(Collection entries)
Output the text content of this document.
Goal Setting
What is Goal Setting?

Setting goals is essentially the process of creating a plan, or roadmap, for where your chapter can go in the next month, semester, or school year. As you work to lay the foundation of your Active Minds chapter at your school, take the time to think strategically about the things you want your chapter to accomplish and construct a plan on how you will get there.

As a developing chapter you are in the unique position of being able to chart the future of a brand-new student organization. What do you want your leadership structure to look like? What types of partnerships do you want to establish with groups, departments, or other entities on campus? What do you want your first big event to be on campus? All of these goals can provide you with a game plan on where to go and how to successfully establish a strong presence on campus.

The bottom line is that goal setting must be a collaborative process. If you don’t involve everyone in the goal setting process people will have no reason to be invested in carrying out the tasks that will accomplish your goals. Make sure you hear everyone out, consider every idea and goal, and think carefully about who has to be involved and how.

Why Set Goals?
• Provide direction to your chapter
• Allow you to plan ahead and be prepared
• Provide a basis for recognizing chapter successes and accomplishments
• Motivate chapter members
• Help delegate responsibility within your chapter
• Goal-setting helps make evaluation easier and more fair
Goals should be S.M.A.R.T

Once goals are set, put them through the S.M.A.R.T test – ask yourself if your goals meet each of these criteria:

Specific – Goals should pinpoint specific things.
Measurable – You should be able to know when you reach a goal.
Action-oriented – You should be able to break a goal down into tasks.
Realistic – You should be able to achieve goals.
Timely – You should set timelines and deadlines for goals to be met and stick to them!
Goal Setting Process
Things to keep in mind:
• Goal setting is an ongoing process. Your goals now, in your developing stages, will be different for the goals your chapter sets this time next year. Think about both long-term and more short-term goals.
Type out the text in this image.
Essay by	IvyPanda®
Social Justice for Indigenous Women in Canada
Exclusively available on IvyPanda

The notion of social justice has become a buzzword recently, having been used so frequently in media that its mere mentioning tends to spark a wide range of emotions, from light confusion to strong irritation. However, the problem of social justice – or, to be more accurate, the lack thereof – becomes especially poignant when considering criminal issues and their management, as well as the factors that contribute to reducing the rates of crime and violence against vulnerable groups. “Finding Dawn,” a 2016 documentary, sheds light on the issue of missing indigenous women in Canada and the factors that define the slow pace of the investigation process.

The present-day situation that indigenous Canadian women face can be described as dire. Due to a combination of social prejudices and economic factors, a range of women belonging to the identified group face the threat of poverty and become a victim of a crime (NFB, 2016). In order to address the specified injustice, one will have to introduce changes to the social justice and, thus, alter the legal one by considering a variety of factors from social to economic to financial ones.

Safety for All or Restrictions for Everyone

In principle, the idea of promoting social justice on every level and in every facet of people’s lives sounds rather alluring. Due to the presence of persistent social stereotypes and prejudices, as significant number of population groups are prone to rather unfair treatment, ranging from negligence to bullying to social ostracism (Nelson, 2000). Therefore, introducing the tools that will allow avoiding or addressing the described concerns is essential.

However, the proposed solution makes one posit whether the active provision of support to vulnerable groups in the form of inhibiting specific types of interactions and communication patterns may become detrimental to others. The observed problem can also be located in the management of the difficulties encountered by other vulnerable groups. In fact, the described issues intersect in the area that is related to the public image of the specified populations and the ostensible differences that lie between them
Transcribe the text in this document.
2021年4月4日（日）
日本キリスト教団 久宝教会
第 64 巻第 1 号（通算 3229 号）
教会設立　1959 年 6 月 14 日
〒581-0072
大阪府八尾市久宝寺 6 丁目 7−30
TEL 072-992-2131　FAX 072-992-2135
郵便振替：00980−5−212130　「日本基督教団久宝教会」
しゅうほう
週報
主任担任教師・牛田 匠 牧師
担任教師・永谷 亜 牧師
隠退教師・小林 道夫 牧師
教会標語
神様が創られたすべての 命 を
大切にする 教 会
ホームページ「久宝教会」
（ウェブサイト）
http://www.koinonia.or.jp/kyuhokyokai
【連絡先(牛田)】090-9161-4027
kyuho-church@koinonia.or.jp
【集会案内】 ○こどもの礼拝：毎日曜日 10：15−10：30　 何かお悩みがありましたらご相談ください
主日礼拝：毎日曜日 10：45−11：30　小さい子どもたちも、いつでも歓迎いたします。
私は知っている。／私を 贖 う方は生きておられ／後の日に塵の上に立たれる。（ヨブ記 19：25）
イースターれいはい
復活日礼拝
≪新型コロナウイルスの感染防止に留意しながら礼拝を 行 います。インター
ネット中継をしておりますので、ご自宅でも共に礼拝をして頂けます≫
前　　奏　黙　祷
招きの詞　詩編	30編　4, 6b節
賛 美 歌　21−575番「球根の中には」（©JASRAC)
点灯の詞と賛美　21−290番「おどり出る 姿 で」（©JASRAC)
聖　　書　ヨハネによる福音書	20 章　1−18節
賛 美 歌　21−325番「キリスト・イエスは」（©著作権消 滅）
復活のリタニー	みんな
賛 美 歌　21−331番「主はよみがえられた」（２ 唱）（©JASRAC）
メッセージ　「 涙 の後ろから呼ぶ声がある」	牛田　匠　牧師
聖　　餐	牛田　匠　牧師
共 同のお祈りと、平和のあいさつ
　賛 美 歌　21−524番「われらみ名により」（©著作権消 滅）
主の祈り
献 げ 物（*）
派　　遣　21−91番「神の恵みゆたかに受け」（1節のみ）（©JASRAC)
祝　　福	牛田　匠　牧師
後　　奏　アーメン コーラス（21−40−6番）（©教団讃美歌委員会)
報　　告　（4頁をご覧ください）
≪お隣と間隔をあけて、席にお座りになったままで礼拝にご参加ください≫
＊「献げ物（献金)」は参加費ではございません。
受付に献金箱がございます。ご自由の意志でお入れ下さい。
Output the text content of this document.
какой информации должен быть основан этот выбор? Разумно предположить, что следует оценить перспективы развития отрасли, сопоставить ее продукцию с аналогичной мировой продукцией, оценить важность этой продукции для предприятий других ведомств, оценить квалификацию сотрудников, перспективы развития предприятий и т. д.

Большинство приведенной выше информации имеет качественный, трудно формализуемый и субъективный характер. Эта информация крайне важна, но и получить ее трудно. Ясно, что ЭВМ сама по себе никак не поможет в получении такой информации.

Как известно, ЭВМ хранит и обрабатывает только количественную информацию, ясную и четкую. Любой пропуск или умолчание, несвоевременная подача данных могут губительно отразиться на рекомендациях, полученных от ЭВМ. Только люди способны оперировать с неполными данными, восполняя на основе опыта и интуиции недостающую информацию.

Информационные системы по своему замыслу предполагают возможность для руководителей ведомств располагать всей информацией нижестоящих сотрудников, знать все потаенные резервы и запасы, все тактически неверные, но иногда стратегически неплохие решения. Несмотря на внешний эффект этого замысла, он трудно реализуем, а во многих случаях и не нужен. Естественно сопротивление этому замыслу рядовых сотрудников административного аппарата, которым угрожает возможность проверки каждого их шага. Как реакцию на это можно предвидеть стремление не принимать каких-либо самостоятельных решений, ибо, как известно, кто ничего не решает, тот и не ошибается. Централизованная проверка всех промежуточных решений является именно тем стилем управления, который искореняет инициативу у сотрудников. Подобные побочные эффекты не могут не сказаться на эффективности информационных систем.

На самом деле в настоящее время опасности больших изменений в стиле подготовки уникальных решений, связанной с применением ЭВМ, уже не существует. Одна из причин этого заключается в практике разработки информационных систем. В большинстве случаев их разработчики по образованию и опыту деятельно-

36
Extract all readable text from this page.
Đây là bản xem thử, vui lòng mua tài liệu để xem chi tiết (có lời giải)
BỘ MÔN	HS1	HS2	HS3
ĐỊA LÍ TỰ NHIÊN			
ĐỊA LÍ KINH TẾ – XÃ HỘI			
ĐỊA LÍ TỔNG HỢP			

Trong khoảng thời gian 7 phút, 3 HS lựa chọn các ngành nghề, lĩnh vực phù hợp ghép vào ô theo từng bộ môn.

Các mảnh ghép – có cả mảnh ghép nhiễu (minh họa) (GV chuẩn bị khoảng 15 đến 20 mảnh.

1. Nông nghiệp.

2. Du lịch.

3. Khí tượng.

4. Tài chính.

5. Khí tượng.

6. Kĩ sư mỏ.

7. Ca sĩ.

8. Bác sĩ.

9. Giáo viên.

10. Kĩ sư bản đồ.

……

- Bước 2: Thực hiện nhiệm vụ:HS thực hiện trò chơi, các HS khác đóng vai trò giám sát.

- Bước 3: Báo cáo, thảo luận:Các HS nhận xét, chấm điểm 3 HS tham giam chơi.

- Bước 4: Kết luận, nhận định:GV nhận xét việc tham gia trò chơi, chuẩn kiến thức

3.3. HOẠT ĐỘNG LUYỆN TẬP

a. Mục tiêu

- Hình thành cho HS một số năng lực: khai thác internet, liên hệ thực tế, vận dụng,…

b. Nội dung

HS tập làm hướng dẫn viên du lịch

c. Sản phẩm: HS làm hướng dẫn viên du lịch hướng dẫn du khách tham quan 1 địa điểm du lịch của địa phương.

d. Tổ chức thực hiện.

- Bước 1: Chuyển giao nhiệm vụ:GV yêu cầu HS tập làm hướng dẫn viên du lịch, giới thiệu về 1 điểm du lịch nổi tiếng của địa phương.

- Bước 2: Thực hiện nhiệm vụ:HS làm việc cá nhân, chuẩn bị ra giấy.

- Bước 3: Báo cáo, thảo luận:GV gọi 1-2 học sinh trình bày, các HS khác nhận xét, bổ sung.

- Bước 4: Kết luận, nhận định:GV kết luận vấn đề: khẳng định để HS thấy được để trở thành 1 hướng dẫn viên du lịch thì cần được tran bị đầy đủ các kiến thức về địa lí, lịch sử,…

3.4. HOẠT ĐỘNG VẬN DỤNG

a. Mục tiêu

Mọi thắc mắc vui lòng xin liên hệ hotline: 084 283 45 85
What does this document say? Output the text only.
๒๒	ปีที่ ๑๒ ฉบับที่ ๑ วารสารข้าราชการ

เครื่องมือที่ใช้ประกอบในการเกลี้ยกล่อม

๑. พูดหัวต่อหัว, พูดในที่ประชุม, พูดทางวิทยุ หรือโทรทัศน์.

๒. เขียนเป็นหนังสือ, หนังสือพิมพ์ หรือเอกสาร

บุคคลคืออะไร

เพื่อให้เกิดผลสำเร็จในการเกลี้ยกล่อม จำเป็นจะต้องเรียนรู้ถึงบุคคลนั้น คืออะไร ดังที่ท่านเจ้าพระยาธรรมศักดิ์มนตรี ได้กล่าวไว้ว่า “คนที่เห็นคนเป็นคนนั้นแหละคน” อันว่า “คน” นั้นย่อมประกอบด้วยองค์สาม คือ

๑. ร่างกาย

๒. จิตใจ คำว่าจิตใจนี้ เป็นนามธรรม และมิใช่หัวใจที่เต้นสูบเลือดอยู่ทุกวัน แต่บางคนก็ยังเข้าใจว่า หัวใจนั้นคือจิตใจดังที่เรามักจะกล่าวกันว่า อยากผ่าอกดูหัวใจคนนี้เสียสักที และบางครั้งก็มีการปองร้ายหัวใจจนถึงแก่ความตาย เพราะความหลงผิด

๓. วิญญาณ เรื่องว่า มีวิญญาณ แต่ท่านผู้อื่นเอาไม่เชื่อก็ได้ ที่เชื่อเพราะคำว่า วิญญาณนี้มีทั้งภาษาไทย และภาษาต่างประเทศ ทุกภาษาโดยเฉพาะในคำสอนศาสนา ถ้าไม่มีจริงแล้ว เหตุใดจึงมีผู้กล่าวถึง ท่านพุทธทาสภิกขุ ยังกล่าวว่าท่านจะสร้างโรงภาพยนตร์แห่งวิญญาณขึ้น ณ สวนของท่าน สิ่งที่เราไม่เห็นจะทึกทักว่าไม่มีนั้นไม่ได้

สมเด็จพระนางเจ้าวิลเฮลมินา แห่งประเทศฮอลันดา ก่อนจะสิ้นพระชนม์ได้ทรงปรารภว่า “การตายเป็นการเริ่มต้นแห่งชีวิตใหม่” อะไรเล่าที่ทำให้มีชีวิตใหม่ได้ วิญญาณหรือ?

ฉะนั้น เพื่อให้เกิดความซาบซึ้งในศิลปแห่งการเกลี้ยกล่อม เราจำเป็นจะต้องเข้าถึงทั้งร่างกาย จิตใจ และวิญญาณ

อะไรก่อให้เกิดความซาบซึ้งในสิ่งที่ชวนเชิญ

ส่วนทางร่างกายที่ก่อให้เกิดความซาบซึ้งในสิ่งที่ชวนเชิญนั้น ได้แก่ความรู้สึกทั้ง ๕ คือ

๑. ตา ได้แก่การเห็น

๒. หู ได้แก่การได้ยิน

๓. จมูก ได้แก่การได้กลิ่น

### Task requirements
What count of lines in the listing contain the word "chơi"? Reply with the number only.

### Finished exercise
3